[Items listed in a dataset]
****************************************

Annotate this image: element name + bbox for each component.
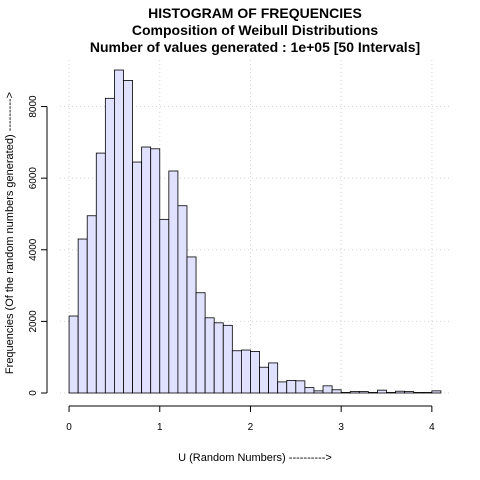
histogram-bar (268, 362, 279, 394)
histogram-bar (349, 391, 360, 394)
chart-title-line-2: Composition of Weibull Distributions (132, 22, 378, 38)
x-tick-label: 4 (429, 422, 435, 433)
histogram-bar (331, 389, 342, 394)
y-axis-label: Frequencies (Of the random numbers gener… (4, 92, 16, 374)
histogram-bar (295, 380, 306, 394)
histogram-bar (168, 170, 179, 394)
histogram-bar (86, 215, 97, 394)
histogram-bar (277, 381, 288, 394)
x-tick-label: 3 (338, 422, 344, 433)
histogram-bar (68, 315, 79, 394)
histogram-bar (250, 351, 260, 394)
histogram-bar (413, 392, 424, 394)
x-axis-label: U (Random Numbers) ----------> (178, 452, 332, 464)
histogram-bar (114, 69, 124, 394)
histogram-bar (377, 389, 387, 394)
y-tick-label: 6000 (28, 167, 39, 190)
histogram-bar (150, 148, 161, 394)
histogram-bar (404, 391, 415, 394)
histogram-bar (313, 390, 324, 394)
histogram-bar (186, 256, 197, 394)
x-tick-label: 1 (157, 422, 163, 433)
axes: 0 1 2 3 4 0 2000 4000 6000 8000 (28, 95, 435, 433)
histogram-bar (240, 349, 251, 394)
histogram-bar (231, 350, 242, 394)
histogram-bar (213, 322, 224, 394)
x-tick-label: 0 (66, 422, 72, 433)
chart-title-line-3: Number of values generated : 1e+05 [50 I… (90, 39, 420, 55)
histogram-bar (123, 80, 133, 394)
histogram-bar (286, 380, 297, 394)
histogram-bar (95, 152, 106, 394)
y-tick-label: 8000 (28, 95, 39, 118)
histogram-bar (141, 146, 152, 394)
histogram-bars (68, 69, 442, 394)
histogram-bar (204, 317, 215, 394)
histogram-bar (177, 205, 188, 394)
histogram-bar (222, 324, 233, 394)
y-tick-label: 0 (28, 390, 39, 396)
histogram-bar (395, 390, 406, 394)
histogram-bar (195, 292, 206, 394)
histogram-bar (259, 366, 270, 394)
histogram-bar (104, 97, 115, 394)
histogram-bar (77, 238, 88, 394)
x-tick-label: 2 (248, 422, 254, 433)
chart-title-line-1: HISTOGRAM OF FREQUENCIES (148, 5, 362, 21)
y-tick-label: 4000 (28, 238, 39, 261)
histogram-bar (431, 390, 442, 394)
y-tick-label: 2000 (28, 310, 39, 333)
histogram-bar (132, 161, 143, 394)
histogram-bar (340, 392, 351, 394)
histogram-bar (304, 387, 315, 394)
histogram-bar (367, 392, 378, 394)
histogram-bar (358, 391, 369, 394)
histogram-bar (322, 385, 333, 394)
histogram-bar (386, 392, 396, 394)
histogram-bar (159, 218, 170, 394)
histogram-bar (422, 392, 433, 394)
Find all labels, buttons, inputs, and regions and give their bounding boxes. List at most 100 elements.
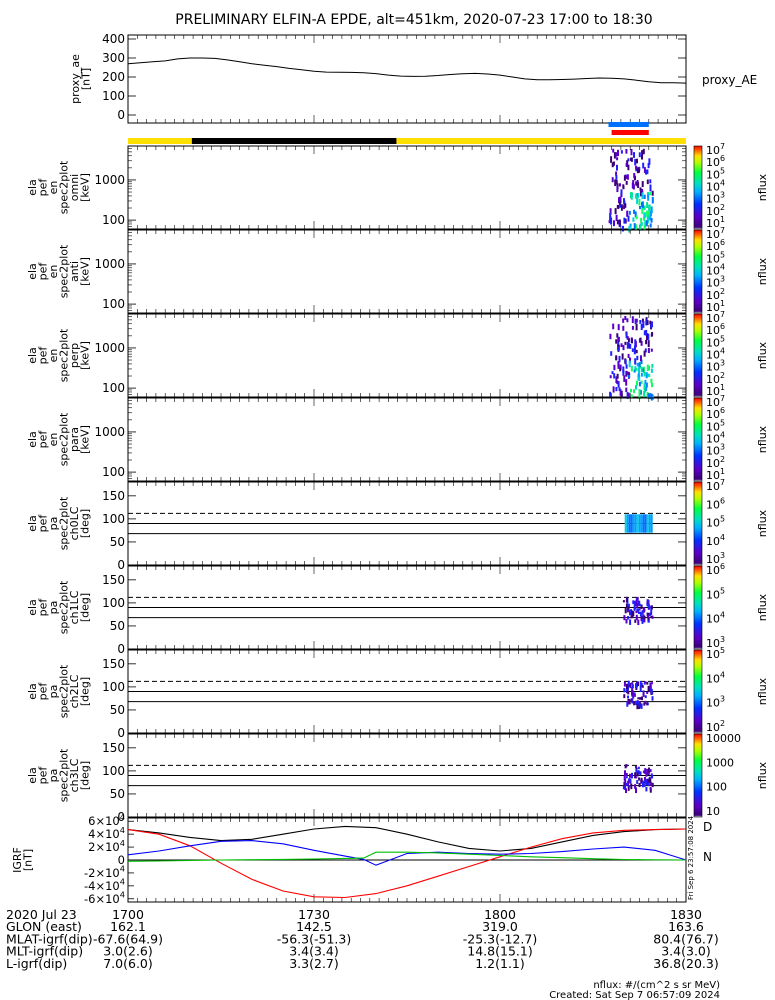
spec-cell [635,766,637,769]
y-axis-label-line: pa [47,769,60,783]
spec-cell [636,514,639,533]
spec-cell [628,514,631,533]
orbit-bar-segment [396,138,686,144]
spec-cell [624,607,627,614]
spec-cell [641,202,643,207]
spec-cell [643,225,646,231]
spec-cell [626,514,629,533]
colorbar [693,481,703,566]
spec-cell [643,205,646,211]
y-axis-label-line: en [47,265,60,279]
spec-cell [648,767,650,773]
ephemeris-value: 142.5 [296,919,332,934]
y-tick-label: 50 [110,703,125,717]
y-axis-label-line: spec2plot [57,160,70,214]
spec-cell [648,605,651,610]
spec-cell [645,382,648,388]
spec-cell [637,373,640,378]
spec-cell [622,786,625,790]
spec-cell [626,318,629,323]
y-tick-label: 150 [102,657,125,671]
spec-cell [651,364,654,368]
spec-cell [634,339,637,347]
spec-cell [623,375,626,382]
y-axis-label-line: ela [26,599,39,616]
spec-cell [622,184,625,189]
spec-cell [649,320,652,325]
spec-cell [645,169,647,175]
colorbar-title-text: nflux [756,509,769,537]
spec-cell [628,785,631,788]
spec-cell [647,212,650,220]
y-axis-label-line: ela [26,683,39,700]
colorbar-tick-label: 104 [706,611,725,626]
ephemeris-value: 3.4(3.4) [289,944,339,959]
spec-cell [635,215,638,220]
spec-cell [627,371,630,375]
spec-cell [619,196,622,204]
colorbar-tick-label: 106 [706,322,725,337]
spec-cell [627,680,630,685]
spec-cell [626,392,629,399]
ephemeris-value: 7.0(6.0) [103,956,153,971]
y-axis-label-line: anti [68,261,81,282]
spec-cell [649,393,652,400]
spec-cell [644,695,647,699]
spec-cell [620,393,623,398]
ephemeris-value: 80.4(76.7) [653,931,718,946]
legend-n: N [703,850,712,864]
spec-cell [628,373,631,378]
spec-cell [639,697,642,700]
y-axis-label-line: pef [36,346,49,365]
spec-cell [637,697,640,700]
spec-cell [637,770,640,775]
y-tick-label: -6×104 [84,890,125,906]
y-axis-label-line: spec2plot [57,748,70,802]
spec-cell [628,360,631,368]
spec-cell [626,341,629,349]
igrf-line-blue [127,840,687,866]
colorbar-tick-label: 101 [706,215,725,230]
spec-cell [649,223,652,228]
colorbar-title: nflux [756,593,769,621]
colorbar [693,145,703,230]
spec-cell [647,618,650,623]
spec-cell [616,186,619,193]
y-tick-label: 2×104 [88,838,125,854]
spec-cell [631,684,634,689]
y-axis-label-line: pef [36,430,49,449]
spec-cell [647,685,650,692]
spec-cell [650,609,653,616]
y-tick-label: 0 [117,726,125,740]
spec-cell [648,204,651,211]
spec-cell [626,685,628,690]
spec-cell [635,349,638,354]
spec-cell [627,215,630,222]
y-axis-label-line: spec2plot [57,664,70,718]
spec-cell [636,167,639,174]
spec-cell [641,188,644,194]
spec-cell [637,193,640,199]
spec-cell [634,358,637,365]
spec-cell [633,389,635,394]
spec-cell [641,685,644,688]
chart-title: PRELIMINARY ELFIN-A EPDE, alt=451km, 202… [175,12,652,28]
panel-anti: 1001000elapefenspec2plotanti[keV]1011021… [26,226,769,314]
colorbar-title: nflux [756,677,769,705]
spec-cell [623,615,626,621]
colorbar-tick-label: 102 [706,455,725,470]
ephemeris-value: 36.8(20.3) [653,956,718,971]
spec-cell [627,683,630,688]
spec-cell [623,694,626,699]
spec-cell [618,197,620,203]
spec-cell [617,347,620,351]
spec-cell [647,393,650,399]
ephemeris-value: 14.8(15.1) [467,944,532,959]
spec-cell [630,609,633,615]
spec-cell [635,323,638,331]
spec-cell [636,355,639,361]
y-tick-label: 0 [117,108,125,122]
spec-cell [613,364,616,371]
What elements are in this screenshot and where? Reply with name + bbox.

****************************************

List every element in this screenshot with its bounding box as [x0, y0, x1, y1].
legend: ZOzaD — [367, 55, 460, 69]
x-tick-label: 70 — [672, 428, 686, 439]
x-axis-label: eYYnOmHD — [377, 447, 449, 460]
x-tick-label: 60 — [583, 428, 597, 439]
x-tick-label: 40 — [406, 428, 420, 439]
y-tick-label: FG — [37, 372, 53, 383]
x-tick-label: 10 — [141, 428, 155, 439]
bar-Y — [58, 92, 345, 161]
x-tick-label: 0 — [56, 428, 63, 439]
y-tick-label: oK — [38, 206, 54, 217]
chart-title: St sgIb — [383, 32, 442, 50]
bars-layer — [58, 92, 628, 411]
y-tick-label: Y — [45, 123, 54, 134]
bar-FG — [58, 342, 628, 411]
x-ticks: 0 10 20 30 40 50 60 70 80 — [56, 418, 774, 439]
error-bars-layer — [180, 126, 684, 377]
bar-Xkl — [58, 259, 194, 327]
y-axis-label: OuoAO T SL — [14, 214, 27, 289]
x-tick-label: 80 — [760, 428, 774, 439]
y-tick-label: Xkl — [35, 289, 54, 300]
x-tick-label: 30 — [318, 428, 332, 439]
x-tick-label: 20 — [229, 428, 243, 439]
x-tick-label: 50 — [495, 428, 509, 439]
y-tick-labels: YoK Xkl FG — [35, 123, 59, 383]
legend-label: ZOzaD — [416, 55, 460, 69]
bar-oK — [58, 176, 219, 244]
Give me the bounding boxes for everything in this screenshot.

****************************************

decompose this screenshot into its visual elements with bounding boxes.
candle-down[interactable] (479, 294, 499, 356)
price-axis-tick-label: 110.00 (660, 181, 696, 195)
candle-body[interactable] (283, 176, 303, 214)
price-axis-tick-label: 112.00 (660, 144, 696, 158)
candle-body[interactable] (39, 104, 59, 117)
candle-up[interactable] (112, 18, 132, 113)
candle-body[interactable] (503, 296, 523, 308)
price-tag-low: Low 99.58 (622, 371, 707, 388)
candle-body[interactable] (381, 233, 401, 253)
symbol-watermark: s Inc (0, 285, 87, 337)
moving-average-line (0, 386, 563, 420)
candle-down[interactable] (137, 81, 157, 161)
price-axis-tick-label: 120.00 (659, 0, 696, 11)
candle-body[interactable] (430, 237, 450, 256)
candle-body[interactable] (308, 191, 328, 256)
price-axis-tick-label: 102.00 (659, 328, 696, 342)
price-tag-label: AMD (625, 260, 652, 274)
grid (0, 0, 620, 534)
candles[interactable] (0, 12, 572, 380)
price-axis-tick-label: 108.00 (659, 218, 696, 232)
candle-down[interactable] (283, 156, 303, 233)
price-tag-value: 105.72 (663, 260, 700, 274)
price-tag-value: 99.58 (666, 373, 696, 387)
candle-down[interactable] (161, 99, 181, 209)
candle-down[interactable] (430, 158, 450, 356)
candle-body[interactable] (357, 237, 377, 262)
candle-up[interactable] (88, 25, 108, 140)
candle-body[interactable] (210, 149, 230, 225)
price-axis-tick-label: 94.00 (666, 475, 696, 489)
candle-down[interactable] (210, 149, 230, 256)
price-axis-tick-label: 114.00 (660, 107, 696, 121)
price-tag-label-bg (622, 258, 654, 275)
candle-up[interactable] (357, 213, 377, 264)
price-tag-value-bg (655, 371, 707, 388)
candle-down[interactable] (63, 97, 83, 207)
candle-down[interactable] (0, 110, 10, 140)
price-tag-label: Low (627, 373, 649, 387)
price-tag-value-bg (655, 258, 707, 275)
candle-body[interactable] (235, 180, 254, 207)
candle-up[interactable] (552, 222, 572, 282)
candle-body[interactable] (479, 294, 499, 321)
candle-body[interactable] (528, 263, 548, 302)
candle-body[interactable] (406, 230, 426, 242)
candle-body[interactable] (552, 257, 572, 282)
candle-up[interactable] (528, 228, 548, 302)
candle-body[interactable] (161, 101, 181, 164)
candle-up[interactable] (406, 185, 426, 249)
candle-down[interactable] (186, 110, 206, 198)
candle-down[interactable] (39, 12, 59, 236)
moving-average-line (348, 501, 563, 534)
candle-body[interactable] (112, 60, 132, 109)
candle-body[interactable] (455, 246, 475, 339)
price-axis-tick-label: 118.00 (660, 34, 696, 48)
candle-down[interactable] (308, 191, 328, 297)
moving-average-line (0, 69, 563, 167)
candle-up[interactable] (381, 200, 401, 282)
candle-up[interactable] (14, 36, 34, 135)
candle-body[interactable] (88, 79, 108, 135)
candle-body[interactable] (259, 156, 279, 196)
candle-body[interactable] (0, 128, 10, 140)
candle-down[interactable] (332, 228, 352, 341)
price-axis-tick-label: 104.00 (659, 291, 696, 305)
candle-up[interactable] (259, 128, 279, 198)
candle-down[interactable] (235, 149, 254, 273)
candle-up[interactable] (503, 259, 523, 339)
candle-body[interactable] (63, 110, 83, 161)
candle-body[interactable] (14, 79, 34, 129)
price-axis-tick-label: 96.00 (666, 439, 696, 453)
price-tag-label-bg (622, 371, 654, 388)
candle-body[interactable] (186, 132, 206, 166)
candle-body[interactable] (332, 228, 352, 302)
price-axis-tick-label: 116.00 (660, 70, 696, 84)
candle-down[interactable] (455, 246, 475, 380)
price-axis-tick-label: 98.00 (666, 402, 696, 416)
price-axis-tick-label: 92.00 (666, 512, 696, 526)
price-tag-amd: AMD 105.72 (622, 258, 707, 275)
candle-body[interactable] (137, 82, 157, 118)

****************************************

*EXERCISE OBJECTIVE*
Please write out the items starting with the line with "histogram-bar (268, 362, 279, 394)" and going on through the line with "histogram-bar (114, 69, 124, 394)", swapping every "x-tick-label" for "x-axis-tick" and leaving all else unchanged.

*FINAL ANSWER*
histogram-bar (268, 362, 279, 394)
histogram-bar (349, 391, 360, 394)
chart-title-line-2: Composition of Weibull Distributions (132, 22, 378, 38)
x-axis-tick: 4 (429, 422, 435, 433)
histogram-bar (331, 389, 342, 394)
y-axis-label: Frequencies (Of the random numbers gener… (4, 92, 16, 374)
histogram-bar (295, 380, 306, 394)
histogram-bar (168, 170, 179, 394)
histogram-bar (86, 215, 97, 394)
histogram-bar (277, 381, 288, 394)
x-axis-tick: 3 (338, 422, 344, 433)
histogram-bar (68, 315, 79, 394)
histogram-bar (250, 351, 260, 394)
histogram-bar (413, 392, 424, 394)
x-axis-label: U (Random Numbers) ----------> (178, 452, 332, 464)
histogram-bar (114, 69, 124, 394)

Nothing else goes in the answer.